> [What you should do]:
Please print every record that follows, keeping each one exactly as it is.

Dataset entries

=-=-=-=-=

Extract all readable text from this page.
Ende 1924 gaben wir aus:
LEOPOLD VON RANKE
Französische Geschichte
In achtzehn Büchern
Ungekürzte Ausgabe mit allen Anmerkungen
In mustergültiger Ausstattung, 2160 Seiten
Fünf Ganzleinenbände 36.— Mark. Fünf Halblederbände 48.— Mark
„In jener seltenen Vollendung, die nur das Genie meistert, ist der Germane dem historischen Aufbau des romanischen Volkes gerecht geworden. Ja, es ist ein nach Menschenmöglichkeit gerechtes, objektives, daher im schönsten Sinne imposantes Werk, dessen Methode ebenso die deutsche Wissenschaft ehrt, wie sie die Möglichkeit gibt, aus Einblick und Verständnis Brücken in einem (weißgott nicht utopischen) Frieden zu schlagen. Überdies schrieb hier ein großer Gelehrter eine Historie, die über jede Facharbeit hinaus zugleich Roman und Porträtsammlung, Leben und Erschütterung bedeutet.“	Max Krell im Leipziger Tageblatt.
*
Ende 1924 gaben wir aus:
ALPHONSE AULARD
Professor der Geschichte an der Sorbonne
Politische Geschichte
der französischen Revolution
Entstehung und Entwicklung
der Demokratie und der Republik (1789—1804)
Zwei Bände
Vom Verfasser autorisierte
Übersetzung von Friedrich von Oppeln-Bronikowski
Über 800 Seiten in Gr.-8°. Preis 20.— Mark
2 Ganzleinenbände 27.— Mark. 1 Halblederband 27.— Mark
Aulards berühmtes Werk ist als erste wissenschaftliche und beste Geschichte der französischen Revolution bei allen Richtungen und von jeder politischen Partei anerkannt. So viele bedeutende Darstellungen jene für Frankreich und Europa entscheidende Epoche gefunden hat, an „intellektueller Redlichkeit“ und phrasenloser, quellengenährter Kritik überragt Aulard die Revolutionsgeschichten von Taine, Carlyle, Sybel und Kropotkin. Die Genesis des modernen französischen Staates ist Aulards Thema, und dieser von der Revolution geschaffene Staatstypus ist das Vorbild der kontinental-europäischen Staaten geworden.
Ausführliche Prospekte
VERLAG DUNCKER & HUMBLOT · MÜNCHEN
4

=-=-=-=-=

> [Response]:
Extract all readable text from this page.
Ende 1924 gaben wir aus:
LEOPOLD VON RANKE
Französische Geschichte
In achtzehn Büchern
Ungekürzte Ausgabe mit allen Anmerkungen
In mustergültiger Ausstattung, 2160 Seiten
Fünf Ganzleinenbände 36.— Mark. Fünf Halblederbände 48.— Mark
„In jener seltenen Vollendung, die nur das Genie meistert, ist der Germane dem historischen Aufbau des romanischen Volkes gerecht geworden. Ja, es ist ein nach Menschenmöglichkeit gerechtes, objektives, daher im schönsten Sinne imposantes Werk, dessen Methode ebenso die deutsche Wissenschaft ehrt, wie sie die Möglichkeit gibt, aus Einblick und Verständnis Brücken in einem (weißgott nicht utopischen) Frieden zu schlagen. Überdies schrieb hier ein großer Gelehrter eine Historie, die über jede Facharbeit hinaus zugleich Roman und Porträtsammlung, Leben und Erschütterung bedeutet.“	Max Krell im Leipziger Tageblatt.
*
Ende 1924 gaben wir aus:
ALPHONSE AULARD
Professor der Geschichte an der Sorbonne
Politische Geschichte
der französischen Revolution
Entstehung und Entwicklung
der Demokratie und der Republik (1789—1804)
Zwei Bände
Vom Verfasser autorisierte
Übersetzung von Friedrich von Oppeln-Bronikowski
Über 800 Seiten in Gr.-8°. Preis 20.— Mark
2 Ganzleinenbände 27.— Mark. 1 Halblederband 27.— Mark
Aulards berühmtes Werk ist als erste wissenschaftliche und beste Geschichte der französischen Revolution bei allen Richtungen und von jeder politischen Partei anerkannt. So viele bedeutende Darstellungen jene für Frankreich und Europa entscheidende Epoche gefunden hat, an „intellektueller Redlichkeit“ und phrasenloser, quellengenährter Kritik überragt Aulard die Revolutionsgeschichten von Taine, Carlyle, Sybel und Kropotkin. Die Genesis des modernen französischen Staates ist Aulards Thema, und dieser von der Revolution geschaffene Staatstypus ist das Vorbild der kontinental-europäischen Staaten geworden.
Ausführliche Prospekte
VERLAG DUNCKER & HUMBLOT · MÜNCHEN
4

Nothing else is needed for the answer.